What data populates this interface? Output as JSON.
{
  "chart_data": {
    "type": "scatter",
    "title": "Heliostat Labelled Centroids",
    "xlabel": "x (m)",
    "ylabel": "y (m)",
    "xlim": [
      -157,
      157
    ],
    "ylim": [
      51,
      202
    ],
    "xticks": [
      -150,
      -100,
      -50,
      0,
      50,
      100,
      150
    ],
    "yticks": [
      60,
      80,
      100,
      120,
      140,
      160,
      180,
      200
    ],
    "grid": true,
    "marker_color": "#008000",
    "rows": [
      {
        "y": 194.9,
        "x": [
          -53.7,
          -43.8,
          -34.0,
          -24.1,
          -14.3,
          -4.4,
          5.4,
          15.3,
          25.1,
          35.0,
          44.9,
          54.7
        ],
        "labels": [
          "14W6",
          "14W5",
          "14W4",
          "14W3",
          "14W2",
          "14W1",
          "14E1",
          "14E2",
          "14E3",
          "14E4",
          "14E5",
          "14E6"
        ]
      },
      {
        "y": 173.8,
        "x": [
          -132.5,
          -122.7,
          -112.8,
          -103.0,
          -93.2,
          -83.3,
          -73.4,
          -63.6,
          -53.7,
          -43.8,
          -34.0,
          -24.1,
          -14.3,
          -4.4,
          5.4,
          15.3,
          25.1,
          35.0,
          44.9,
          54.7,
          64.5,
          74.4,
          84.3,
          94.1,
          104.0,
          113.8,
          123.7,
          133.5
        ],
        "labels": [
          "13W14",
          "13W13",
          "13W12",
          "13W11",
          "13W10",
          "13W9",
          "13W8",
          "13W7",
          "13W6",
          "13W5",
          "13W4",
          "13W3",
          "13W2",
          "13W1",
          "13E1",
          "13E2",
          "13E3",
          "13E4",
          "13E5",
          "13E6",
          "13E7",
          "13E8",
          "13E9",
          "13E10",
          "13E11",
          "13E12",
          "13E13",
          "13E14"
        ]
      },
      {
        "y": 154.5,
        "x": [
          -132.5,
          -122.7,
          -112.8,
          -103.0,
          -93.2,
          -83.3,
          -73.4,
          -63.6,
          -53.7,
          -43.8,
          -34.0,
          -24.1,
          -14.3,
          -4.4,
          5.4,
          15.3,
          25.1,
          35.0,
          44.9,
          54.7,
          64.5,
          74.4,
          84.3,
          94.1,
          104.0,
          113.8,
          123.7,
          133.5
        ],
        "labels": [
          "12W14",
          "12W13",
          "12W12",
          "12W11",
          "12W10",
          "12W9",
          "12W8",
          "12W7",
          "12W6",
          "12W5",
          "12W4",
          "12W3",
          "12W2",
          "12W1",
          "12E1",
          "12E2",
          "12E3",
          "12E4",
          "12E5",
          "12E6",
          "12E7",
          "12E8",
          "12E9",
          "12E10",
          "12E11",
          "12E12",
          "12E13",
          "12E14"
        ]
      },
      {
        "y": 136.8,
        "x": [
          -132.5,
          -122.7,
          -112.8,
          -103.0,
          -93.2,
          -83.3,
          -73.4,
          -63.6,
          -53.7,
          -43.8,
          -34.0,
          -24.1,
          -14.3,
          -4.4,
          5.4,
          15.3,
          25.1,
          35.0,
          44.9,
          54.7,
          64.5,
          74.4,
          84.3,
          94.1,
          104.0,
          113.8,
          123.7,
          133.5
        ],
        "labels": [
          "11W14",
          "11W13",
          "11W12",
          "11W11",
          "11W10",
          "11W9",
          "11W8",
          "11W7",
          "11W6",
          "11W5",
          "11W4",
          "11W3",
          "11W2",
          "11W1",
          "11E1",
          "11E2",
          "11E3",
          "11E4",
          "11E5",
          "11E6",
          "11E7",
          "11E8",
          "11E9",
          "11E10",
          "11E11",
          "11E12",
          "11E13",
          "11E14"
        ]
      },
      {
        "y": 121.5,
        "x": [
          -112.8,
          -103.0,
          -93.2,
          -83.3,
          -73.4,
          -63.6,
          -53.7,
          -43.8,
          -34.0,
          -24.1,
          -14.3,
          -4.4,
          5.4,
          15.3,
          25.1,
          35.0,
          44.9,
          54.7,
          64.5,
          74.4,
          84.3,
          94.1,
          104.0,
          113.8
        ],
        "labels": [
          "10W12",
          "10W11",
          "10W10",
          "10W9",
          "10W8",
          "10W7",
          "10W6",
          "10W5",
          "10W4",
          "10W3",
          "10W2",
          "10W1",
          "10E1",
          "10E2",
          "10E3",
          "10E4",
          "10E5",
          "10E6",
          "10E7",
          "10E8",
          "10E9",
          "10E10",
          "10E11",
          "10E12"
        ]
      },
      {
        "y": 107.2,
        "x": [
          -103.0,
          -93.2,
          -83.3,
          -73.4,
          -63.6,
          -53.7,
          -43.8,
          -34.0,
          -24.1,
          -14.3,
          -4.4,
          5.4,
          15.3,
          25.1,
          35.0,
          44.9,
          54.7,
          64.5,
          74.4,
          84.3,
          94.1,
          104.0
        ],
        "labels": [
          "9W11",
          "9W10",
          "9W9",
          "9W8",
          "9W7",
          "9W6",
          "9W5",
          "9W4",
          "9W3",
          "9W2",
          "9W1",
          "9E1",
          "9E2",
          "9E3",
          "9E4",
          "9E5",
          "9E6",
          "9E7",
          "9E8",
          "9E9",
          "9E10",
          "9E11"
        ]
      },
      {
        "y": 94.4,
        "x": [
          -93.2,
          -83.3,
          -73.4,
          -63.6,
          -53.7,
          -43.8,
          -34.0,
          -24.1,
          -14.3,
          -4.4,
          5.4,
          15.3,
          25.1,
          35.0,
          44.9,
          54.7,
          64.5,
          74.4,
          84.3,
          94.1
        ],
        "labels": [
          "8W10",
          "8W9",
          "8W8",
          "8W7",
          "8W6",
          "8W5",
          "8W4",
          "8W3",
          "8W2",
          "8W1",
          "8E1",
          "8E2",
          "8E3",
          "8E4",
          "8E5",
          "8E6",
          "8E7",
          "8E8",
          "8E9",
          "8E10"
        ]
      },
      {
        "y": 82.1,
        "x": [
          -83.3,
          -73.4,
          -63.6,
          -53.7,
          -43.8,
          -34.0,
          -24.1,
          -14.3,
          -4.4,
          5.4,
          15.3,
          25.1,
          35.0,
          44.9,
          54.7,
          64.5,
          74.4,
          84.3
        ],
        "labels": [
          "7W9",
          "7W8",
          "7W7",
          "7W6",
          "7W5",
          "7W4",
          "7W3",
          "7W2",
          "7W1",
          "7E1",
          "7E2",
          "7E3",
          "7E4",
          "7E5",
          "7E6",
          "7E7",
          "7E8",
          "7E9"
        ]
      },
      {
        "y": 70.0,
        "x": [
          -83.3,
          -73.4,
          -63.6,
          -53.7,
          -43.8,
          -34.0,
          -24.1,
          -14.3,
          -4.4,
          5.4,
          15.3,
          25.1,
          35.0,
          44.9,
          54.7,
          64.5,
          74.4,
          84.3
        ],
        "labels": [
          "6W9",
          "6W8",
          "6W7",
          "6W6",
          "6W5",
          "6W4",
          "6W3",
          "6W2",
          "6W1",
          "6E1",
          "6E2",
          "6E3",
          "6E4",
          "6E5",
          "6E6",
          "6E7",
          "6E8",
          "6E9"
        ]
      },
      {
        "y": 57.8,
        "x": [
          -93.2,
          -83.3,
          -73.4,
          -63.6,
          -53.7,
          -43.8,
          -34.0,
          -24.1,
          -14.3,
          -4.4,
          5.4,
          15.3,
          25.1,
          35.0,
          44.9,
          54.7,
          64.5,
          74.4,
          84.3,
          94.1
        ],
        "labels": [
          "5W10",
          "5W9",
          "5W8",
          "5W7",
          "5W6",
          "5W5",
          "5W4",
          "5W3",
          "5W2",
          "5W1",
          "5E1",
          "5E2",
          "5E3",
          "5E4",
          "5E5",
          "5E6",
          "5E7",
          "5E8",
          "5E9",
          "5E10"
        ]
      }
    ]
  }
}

•••

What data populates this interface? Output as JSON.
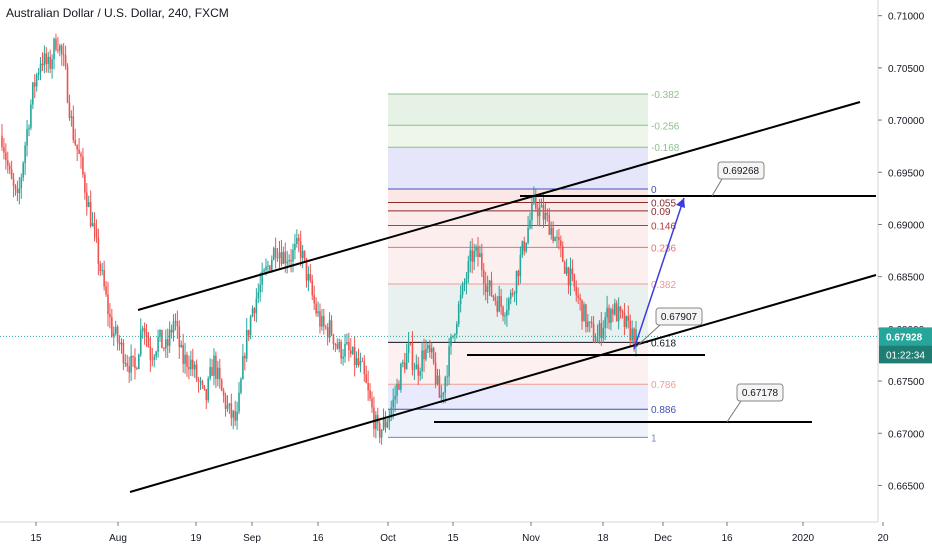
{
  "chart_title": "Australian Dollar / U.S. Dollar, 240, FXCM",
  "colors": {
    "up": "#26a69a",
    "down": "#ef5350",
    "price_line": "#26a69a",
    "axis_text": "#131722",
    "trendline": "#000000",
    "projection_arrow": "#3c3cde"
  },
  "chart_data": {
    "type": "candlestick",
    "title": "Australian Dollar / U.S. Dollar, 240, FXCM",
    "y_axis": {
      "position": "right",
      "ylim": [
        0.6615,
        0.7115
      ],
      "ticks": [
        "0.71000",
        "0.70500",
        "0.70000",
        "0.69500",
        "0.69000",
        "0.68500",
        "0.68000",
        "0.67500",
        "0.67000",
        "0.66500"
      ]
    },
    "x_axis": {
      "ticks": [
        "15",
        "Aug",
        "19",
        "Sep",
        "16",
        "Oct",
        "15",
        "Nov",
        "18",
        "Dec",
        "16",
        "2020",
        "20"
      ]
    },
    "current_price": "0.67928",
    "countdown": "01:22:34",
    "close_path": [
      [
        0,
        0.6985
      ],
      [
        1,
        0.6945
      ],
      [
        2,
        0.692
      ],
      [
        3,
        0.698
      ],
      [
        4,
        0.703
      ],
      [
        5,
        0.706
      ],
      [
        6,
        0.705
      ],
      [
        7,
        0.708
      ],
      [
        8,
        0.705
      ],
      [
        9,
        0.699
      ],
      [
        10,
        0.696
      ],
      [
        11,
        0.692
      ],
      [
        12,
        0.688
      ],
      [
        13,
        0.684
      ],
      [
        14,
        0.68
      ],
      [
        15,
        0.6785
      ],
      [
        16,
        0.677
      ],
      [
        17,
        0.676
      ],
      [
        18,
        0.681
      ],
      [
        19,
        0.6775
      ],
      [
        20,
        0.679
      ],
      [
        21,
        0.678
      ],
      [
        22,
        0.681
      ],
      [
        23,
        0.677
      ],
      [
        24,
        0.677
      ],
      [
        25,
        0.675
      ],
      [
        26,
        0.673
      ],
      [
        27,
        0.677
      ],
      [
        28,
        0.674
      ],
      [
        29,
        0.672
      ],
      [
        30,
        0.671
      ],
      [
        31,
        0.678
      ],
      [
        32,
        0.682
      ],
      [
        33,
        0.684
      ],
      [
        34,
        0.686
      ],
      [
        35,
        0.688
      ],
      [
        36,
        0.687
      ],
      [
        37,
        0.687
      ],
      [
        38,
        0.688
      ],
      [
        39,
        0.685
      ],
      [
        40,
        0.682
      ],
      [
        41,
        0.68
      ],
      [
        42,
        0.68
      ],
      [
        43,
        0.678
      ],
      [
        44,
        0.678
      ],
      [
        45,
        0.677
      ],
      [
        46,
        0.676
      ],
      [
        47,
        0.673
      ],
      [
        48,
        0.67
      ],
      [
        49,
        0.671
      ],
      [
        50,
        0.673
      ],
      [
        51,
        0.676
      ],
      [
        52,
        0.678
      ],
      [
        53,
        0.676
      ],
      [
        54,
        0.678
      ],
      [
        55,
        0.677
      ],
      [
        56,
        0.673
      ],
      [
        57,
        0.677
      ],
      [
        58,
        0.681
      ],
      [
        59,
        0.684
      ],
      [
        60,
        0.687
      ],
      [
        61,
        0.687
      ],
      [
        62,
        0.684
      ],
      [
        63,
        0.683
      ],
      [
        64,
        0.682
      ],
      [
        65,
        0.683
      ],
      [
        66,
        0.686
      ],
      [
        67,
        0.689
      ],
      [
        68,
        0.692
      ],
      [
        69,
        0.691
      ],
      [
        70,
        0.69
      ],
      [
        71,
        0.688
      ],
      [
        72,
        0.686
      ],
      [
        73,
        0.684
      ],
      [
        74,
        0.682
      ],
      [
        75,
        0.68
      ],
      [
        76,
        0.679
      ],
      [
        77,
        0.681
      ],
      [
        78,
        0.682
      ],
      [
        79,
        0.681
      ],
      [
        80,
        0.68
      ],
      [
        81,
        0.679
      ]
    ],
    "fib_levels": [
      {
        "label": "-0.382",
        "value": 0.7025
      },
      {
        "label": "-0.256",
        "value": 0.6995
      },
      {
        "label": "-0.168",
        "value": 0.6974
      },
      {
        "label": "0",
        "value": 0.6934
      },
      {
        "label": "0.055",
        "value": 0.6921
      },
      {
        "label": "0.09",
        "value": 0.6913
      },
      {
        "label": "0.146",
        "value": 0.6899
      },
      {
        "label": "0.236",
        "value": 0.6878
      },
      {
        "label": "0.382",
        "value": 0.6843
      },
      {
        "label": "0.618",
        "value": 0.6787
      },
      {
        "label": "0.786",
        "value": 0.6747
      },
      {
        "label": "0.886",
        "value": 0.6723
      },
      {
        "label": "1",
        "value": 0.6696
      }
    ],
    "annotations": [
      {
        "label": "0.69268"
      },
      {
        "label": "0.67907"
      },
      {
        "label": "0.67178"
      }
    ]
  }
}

•••

Task prompt
Identify the lines that hold the word "FXCM". Copy every one of them.

Reply
  "chart_title": "Australian Dollar / U.S. Dollar, 240, FXCM",
    "title": "Australian Dollar / U.S. Dollar, 240, FXCM",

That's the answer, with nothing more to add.